**Problem to solve:**
Every entry must be given again exactly.

[Dataset rows]
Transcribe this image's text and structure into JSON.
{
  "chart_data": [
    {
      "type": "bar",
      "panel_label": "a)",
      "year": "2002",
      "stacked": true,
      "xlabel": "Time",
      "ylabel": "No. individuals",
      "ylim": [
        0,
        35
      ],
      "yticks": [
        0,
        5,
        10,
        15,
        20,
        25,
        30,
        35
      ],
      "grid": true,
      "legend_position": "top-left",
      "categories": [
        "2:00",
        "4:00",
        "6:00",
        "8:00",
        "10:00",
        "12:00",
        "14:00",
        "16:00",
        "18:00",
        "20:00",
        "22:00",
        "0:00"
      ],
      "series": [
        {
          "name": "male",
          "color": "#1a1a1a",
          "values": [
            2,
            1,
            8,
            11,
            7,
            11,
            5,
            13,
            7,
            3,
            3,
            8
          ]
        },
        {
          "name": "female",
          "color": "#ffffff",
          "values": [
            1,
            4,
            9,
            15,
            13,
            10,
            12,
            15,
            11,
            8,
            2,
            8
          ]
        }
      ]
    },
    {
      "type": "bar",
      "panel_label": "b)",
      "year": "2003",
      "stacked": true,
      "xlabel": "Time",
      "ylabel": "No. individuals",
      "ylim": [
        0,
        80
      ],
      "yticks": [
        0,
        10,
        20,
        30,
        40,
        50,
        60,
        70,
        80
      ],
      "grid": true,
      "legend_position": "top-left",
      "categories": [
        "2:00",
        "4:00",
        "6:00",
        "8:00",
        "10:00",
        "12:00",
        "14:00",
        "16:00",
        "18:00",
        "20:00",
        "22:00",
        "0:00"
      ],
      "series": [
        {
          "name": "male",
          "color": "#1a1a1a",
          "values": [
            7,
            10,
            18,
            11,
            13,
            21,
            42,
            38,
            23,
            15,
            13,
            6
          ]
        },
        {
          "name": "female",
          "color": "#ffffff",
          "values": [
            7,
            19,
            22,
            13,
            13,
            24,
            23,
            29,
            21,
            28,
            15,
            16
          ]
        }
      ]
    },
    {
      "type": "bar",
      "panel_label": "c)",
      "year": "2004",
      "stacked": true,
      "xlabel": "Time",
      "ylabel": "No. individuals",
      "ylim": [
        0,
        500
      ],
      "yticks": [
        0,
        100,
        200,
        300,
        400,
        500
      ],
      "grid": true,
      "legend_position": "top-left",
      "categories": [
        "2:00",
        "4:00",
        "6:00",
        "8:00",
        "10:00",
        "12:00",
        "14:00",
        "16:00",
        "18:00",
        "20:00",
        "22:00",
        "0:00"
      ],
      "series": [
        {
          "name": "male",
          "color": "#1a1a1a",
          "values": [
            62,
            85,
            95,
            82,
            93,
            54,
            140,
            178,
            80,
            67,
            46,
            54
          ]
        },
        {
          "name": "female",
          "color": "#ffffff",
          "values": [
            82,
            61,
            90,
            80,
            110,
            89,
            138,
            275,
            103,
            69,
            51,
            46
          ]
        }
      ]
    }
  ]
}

**Solution to the problem:**
Transcribe this image's text and structure into JSON.
{
  "chart_data": [
    {
      "type": "bar",
      "panel_label": "a)",
      "year": "2002",
      "stacked": true,
      "xlabel": "Time",
      "ylabel": "No. individuals",
      "ylim": [
        0,
        35
      ],
      "yticks": [
        0,
        5,
        10,
        15,
        20,
        25,
        30,
        35
      ],
      "grid": true,
      "legend_position": "top-left",
      "categories": [
        "2:00",
        "4:00",
        "6:00",
        "8:00",
        "10:00",
        "12:00",
        "14:00",
        "16:00",
        "18:00",
        "20:00",
        "22:00",
        "0:00"
      ],
      "series": [
        {
          "name": "male",
          "color": "#1a1a1a",
          "values": [
            2,
            1,
            8,
            11,
            7,
            11,
            5,
            13,
            7,
            3,
            3,
            8
          ]
        },
        {
          "name": "female",
          "color": "#ffffff",
          "values": [
            1,
            4,
            9,
            15,
            13,
            10,
            12,
            15,
            11,
            8,
            2,
            8
          ]
        }
      ]
    },
    {
      "type": "bar",
      "panel_label": "b)",
      "year": "2003",
      "stacked": true,
      "xlabel": "Time",
      "ylabel": "No. individuals",
      "ylim": [
        0,
        80
      ],
      "yticks": [
        0,
        10,
        20,
        30,
        40,
        50,
        60,
        70,
        80
      ],
      "grid": true,
      "legend_position": "top-left",
      "categories": [
        "2:00",
        "4:00",
        "6:00",
        "8:00",
        "10:00",
        "12:00",
        "14:00",
        "16:00",
        "18:00",
        "20:00",
        "22:00",
        "0:00"
      ],
      "series": [
        {
          "name": "male",
          "color": "#1a1a1a",
          "values": [
            7,
            10,
            18,
            11,
            13,
            21,
            42,
            38,
            23,
            15,
            13,
            6
          ]
        },
        {
          "name": "female",
          "color": "#ffffff",
          "values": [
            7,
            19,
            22,
            13,
            13,
            24,
            23,
            29,
            21,
            28,
            15,
            16
          ]
        }
      ]
    },
    {
      "type": "bar",
      "panel_label": "c)",
      "year": "2004",
      "stacked": true,
      "xlabel": "Time",
      "ylabel": "No. individuals",
      "ylim": [
        0,
        500
      ],
      "yticks": [
        0,
        100,
        200,
        300,
        400,
        500
      ],
      "grid": true,
      "legend_position": "top-left",
      "categories": [
        "2:00",
        "4:00",
        "6:00",
        "8:00",
        "10:00",
        "12:00",
        "14:00",
        "16:00",
        "18:00",
        "20:00",
        "22:00",
        "0:00"
      ],
      "series": [
        {
          "name": "male",
          "color": "#1a1a1a",
          "values": [
            62,
            85,
            95,
            82,
            93,
            54,
            140,
            178,
            80,
            67,
            46,
            54
          ]
        },
        {
          "name": "female",
          "color": "#ffffff",
          "values": [
            82,
            61,
            90,
            80,
            110,
            89,
            138,
            275,
            103,
            69,
            51,
            46
          ]
        }
      ]
    }
  ]
}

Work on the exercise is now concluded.